TASK INPUT start

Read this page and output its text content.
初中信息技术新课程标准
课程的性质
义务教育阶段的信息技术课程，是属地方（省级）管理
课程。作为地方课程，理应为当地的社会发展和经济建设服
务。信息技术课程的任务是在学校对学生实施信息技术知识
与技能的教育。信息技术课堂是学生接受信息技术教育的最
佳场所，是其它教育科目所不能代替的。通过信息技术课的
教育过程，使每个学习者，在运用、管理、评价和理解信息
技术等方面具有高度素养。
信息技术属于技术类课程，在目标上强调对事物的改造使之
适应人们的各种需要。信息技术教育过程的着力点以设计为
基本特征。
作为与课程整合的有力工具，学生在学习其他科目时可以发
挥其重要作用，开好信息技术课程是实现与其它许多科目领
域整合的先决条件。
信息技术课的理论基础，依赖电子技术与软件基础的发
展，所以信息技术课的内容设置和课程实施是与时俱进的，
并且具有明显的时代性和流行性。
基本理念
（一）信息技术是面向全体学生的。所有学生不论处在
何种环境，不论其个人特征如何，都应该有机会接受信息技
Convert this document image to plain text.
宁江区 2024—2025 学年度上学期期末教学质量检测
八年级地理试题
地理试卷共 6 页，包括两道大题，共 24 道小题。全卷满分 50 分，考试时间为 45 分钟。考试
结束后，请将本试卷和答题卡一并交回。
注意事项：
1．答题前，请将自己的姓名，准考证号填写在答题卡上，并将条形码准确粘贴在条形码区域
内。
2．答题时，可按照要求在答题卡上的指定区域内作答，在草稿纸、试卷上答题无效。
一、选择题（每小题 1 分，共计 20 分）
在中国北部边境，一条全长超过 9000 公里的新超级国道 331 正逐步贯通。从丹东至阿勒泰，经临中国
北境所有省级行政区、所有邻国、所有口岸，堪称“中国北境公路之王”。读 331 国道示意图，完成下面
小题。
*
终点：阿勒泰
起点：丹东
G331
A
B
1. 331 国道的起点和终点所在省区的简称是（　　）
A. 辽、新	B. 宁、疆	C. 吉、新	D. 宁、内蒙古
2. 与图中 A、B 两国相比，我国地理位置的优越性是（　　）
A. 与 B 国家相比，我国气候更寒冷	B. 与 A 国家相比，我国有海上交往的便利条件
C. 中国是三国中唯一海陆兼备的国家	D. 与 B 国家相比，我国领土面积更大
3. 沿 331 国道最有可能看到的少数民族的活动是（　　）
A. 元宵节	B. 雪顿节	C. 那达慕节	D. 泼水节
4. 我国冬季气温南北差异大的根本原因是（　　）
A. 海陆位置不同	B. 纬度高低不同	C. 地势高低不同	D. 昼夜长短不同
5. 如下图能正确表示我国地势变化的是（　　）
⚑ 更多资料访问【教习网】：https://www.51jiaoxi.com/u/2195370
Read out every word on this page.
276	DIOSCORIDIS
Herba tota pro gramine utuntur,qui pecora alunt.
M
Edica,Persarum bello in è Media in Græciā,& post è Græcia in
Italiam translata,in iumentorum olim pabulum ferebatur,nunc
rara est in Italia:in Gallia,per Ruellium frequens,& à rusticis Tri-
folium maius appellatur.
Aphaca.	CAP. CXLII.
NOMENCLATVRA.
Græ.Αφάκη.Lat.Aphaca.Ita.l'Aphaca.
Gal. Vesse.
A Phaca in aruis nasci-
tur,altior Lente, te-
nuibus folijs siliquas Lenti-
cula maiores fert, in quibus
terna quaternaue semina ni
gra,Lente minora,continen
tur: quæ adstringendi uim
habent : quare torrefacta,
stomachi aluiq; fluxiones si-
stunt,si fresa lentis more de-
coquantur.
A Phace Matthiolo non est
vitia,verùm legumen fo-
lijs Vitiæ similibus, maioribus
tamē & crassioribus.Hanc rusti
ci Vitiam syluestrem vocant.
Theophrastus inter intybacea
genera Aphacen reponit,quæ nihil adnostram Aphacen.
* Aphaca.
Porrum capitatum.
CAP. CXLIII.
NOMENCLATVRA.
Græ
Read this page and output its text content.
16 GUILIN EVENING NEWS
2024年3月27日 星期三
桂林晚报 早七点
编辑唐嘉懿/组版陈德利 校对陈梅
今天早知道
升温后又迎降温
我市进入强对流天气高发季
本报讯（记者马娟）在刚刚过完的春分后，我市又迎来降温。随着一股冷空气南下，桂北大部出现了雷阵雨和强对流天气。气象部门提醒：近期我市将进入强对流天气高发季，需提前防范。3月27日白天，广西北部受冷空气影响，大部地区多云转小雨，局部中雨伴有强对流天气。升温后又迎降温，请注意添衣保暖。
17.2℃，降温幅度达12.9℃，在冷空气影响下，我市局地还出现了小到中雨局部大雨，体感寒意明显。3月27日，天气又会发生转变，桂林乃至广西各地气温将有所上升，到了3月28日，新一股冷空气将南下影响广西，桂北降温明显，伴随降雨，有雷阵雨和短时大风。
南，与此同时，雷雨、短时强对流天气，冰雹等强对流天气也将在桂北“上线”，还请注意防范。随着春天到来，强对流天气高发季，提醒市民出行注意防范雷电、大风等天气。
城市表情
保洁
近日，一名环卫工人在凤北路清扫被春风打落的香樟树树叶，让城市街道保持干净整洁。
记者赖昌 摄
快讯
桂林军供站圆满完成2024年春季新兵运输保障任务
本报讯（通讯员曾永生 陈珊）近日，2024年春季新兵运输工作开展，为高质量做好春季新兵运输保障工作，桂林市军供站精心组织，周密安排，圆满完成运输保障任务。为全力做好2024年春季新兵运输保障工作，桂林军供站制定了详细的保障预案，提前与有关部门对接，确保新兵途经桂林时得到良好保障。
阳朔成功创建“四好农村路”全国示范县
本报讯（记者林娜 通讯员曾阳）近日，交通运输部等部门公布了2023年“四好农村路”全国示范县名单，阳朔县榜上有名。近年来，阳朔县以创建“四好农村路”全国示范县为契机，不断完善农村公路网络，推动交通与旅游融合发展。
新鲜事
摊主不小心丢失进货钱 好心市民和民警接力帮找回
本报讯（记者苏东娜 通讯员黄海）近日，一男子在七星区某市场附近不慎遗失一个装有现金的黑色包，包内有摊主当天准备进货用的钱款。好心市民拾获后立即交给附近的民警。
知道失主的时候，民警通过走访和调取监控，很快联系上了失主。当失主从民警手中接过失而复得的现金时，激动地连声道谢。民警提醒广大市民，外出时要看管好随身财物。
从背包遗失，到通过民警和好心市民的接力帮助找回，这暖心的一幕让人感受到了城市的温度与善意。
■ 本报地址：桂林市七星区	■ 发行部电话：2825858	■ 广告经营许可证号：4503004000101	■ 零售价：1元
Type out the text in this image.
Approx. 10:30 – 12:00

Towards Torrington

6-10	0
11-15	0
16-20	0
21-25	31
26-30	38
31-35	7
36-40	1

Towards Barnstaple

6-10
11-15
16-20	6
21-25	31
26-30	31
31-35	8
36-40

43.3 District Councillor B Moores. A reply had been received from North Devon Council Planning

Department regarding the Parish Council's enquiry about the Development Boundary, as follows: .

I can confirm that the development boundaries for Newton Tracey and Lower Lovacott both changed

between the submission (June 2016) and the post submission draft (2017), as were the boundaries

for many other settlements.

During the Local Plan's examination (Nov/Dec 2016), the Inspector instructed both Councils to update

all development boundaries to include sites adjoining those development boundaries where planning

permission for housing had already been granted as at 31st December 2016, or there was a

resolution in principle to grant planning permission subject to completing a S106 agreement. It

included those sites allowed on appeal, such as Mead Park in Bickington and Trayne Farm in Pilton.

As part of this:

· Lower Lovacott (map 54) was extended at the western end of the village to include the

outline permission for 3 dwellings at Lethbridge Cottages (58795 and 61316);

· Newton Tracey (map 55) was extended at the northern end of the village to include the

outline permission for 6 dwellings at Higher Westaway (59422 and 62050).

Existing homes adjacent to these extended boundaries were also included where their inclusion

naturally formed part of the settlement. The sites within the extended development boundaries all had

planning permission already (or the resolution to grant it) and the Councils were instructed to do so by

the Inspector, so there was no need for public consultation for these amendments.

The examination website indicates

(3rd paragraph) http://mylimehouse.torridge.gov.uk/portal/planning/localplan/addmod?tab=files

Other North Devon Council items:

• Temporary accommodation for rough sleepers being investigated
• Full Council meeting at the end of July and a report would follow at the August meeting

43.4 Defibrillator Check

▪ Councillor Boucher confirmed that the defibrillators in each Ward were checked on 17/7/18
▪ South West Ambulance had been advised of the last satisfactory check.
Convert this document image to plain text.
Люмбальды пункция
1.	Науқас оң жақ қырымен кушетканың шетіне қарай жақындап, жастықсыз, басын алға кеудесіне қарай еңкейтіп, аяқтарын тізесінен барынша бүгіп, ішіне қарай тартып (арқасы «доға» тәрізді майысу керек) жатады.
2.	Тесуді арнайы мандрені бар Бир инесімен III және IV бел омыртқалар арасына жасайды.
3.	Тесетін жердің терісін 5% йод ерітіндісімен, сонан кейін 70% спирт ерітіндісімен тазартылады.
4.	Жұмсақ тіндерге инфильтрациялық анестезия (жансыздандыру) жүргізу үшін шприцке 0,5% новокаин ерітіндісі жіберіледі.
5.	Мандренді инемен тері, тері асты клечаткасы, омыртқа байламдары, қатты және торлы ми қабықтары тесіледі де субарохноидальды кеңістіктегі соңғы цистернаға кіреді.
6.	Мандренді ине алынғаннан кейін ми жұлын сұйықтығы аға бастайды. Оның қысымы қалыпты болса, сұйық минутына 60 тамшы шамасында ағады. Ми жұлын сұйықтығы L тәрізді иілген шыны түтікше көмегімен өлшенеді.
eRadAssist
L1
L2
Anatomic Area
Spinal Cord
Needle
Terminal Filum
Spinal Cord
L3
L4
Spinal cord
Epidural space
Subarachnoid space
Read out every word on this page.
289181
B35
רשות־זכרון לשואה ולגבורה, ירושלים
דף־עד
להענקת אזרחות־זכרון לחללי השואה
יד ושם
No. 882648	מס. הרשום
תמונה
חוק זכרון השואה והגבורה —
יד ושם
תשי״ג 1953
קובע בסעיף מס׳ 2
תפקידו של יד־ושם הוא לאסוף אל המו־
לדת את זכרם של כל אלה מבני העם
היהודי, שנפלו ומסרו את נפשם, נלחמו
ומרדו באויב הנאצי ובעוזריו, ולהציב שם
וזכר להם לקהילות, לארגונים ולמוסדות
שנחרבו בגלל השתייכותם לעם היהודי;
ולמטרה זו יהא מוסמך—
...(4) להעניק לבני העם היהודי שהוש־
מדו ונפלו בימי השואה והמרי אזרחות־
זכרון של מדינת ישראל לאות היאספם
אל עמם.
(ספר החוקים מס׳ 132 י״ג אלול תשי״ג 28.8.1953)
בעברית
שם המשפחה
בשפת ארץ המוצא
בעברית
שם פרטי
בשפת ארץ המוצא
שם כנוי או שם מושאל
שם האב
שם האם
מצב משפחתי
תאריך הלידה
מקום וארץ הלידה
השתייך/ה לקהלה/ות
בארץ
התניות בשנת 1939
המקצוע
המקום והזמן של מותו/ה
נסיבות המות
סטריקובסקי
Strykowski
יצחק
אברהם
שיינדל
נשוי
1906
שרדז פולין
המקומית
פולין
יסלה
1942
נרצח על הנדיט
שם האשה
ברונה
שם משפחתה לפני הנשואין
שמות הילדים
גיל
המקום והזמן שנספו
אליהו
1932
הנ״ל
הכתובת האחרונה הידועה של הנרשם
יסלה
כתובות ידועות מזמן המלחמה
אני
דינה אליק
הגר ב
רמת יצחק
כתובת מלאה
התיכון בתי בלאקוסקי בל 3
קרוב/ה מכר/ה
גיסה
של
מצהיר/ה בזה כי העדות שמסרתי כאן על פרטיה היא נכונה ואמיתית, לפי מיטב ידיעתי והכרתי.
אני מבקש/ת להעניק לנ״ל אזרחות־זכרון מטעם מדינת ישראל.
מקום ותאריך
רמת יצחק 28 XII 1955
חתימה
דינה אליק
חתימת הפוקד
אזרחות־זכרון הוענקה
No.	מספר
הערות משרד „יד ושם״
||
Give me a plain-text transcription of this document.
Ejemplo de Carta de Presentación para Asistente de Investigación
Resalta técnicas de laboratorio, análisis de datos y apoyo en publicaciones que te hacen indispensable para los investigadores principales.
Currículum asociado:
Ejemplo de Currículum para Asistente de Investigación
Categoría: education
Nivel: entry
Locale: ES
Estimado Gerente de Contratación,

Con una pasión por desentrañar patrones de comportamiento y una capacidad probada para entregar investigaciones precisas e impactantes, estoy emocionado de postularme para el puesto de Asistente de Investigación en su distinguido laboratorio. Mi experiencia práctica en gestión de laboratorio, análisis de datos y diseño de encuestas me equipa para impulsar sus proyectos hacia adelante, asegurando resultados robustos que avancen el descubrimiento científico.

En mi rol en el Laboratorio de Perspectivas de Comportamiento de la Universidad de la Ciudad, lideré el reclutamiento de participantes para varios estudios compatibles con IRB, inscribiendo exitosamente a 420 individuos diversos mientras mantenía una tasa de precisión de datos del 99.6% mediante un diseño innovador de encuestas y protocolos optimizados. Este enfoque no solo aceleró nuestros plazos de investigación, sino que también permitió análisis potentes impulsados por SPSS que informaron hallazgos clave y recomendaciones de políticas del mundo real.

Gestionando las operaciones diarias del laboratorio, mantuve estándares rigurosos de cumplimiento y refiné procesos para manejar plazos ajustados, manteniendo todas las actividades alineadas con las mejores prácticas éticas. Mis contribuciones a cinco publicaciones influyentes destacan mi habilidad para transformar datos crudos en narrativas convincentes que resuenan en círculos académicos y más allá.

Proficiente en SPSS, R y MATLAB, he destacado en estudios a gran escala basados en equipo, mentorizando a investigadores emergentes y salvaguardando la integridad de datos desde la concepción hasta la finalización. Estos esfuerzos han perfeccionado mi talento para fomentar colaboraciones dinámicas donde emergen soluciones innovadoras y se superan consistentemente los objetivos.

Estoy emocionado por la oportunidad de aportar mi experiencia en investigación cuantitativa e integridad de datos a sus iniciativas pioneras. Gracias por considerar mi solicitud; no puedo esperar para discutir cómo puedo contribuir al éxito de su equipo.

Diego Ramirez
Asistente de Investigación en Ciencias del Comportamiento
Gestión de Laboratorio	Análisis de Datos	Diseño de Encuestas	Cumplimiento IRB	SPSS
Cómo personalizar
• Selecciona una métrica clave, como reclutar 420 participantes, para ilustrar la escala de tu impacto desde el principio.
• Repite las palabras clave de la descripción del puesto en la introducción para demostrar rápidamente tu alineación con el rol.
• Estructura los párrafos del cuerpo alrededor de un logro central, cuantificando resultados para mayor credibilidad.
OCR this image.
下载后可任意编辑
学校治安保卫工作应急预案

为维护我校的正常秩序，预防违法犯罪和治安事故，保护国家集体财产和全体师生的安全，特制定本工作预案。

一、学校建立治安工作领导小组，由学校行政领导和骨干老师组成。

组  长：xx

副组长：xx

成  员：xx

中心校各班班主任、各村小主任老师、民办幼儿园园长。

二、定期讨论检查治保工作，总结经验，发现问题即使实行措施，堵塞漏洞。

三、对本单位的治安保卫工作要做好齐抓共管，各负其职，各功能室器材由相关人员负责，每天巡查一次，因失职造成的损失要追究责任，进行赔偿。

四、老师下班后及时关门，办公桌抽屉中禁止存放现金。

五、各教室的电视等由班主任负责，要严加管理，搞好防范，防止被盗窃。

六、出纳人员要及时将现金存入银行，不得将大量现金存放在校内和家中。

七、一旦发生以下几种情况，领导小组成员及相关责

TASK INPUT end

INSTRUCTIONS TO FOLLOW:
Within the listing above, find every line containing the string "resolution" and return it.

WORKED SOLUTION:
resolution in principle to grant planning permission subject to completing a S106 agreement. It
planning permission already (or the resolution to grant it) and the Councils were instructed to do so by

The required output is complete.